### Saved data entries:
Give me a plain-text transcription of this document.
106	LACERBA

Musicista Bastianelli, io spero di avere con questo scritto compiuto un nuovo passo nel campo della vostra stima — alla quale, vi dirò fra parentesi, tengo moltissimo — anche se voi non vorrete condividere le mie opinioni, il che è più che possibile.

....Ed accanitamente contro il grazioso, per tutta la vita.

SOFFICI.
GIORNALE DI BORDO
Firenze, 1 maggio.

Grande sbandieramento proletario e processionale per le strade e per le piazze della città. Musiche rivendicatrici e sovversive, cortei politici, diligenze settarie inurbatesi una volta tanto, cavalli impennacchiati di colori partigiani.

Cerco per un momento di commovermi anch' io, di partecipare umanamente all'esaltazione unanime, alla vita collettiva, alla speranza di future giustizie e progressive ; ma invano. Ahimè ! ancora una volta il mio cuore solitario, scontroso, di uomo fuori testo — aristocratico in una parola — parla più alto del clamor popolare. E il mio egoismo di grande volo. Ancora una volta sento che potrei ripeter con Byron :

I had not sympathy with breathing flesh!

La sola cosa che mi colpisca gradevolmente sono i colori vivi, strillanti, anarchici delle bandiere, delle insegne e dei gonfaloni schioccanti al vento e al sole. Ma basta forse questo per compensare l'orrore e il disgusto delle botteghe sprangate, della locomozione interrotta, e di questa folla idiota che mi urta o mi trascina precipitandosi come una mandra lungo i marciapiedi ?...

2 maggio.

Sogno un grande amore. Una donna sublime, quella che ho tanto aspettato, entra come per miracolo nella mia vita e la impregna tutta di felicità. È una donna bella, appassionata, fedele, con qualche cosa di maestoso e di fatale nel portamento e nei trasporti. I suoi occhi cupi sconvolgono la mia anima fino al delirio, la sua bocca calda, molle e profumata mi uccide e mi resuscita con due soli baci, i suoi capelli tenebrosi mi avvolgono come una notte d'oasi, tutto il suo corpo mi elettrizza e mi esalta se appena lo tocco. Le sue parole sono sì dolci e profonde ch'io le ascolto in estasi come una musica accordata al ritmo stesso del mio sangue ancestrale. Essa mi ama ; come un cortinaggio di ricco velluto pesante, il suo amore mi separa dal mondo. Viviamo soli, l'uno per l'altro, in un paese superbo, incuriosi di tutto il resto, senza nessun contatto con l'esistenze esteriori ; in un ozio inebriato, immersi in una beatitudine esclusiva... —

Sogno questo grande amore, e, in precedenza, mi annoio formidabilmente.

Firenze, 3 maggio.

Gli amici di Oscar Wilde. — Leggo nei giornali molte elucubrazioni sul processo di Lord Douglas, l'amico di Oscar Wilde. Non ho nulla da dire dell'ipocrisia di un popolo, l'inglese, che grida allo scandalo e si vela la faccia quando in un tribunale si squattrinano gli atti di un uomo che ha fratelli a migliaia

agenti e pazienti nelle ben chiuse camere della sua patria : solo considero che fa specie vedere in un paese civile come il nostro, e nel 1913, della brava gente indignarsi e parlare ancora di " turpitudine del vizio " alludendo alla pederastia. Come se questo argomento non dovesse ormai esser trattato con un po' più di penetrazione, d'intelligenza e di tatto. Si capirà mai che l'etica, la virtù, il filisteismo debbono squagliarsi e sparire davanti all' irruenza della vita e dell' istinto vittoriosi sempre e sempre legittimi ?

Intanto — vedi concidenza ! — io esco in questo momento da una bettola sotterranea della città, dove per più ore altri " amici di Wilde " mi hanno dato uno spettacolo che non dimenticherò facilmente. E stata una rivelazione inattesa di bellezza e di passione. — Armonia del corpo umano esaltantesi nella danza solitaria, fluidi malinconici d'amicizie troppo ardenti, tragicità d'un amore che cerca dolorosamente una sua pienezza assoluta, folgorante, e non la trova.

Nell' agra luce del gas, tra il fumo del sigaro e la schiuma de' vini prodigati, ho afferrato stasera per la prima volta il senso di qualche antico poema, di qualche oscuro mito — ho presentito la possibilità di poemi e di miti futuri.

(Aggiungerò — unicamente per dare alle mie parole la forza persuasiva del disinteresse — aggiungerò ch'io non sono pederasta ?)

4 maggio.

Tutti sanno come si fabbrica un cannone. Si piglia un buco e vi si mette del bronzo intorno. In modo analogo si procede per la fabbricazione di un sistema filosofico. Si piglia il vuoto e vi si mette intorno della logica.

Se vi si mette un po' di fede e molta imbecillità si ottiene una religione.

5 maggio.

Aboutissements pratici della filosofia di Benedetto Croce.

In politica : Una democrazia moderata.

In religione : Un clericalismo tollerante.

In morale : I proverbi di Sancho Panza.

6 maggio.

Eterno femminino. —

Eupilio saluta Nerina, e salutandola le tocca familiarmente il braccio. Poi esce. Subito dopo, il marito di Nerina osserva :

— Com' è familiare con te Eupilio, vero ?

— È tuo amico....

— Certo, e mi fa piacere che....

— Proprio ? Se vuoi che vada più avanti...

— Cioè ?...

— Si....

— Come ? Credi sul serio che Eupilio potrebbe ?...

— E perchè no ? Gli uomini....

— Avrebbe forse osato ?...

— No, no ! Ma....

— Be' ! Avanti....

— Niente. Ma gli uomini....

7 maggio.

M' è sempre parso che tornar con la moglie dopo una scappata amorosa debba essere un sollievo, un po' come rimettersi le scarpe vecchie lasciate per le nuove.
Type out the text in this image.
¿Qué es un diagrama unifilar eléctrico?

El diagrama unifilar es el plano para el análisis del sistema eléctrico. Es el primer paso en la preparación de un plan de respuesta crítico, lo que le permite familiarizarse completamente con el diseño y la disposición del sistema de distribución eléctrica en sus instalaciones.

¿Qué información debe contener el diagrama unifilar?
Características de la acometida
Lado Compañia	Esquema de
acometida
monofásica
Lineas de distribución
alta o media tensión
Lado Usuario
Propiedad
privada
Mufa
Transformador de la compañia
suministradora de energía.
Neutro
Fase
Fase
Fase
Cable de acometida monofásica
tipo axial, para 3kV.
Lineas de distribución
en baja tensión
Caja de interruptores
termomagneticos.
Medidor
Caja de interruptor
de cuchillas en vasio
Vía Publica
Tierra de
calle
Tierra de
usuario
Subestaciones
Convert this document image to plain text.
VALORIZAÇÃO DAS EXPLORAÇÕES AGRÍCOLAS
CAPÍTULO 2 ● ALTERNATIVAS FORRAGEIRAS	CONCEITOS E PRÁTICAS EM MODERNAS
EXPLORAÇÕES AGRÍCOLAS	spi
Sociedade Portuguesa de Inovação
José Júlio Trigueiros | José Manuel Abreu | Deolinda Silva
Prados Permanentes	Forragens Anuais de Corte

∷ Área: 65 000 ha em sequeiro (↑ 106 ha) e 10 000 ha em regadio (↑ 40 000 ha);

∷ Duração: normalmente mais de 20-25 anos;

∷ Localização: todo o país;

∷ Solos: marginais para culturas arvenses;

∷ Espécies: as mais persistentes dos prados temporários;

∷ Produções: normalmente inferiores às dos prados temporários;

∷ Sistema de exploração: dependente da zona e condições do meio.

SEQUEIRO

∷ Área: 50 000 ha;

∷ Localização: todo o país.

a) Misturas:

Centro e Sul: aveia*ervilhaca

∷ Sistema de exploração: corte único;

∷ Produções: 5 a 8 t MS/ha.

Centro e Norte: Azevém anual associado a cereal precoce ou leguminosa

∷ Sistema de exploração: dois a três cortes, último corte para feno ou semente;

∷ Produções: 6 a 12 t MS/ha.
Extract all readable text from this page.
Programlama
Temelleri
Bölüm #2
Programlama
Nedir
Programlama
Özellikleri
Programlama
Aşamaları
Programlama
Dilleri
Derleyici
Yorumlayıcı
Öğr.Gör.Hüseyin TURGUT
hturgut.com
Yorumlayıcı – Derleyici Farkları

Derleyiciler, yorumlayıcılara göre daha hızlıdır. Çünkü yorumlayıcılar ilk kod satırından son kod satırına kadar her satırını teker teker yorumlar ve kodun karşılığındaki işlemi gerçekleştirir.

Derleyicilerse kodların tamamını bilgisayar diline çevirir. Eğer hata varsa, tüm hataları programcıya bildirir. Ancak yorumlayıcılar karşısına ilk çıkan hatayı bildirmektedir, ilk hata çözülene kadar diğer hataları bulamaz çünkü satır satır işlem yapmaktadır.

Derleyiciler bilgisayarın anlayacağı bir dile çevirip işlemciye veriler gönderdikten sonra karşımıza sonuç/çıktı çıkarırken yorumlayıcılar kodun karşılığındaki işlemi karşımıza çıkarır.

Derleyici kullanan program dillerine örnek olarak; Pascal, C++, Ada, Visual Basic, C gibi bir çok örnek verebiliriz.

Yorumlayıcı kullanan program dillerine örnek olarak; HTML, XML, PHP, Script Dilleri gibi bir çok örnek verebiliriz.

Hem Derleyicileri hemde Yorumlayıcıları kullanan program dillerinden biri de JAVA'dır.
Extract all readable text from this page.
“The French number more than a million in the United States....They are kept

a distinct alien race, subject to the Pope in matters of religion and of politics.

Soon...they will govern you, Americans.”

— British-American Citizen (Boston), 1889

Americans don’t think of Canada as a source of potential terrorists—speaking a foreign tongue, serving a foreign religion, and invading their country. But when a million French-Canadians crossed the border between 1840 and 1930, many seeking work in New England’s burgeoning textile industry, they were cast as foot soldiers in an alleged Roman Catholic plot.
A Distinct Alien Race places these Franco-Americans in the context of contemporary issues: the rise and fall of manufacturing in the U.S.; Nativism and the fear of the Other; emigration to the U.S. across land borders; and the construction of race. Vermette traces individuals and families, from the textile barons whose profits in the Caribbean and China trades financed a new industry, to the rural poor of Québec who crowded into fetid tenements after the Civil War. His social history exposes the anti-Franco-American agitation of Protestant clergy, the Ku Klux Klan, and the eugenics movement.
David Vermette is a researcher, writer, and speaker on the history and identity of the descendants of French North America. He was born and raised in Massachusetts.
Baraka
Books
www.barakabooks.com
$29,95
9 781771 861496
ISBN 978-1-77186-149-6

### Problem:
Copy all lines from the material that hold "gibi".

### Result:
Derleyici kullanan program dillerine örnek olarak; Pascal, C++, Ada, Visual Basic, C gibi bir çok örnek verebiliriz.
Yorumlayıcı kullanan program dillerine örnek olarak; HTML, XML, PHP, Script Dilleri gibi bir çok örnek verebiliriz.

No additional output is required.